(Structured figure records)
^^^^

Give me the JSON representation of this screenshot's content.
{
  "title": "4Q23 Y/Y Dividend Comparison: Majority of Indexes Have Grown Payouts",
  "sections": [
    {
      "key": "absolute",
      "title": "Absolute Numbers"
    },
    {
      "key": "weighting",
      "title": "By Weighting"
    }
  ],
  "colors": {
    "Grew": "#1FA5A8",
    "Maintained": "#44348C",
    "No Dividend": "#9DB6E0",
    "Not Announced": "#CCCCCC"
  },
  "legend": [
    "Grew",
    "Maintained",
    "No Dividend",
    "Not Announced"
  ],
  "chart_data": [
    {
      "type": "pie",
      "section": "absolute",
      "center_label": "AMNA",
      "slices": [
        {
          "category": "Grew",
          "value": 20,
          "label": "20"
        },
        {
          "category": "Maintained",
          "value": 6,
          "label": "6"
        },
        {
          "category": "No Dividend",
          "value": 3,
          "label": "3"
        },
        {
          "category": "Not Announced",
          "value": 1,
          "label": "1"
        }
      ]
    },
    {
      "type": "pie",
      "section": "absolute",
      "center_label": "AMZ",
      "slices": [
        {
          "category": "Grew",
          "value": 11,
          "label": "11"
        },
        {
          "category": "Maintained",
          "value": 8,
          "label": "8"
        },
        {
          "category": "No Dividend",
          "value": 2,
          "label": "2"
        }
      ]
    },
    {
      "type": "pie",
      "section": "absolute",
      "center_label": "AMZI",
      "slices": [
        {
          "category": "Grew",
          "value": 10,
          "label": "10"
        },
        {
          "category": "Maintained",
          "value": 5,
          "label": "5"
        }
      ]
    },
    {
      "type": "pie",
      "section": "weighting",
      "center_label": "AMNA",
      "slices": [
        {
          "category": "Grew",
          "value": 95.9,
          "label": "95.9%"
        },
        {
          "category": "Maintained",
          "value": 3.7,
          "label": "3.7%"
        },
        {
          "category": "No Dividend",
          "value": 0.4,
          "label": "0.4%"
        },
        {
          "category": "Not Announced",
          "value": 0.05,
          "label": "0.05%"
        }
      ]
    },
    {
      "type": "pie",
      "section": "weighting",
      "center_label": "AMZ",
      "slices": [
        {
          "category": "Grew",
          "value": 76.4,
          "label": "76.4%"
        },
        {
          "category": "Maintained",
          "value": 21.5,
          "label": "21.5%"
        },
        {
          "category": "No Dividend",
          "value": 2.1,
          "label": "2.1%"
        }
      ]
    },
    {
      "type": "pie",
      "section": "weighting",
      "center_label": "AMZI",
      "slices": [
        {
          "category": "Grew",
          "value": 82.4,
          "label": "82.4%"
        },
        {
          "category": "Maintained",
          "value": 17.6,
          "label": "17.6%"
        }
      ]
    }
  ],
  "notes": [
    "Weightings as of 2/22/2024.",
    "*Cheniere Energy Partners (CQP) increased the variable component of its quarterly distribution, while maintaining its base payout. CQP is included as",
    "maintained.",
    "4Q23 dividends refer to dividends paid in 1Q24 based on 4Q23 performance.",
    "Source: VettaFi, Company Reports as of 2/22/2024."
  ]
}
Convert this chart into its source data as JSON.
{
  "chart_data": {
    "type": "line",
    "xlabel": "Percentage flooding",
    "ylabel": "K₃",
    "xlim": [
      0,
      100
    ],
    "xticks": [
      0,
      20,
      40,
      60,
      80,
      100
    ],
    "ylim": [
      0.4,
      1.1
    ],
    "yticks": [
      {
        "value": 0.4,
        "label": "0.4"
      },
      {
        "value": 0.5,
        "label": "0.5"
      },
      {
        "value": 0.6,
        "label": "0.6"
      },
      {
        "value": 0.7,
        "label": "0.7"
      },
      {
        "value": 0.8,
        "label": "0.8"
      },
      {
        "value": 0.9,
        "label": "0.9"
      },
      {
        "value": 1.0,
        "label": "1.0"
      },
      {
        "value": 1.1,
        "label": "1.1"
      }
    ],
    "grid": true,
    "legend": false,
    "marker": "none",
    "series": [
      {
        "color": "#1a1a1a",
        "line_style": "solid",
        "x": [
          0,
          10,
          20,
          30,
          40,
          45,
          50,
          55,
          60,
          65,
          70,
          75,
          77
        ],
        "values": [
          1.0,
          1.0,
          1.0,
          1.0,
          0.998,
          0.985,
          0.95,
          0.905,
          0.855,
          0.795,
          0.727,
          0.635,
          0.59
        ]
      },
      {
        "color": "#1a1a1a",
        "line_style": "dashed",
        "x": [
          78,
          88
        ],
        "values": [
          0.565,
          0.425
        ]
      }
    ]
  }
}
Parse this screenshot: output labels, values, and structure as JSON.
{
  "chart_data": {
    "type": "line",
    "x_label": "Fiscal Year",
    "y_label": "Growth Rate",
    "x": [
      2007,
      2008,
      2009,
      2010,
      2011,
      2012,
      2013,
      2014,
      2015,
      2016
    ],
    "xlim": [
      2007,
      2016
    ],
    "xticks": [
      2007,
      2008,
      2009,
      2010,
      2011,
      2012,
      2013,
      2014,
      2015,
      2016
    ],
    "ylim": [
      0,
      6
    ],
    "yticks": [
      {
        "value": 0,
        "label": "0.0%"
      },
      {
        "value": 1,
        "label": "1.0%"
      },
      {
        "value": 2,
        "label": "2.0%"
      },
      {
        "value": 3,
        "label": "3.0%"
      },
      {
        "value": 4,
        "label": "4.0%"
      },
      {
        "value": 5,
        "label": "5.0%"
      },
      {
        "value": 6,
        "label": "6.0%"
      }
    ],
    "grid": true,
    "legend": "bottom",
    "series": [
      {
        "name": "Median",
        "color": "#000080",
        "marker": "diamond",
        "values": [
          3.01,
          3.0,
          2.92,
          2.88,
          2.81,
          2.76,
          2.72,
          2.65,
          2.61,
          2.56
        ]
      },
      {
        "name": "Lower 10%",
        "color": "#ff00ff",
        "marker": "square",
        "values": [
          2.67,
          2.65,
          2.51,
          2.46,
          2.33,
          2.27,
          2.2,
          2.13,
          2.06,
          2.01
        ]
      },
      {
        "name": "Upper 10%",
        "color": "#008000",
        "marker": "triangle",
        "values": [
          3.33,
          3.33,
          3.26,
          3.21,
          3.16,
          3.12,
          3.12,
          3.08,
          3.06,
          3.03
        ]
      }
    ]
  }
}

^^^^

**AIM OF THE TASK:** From the listing above, copy every line that includes the word "JSON".

**SOLUTION TO THE EXERCISE:**
Give me the JSON representation of this screenshot's content.
Convert this chart into its source data as JSON.
Parse this screenshot: output labels, values, and structure as JSON.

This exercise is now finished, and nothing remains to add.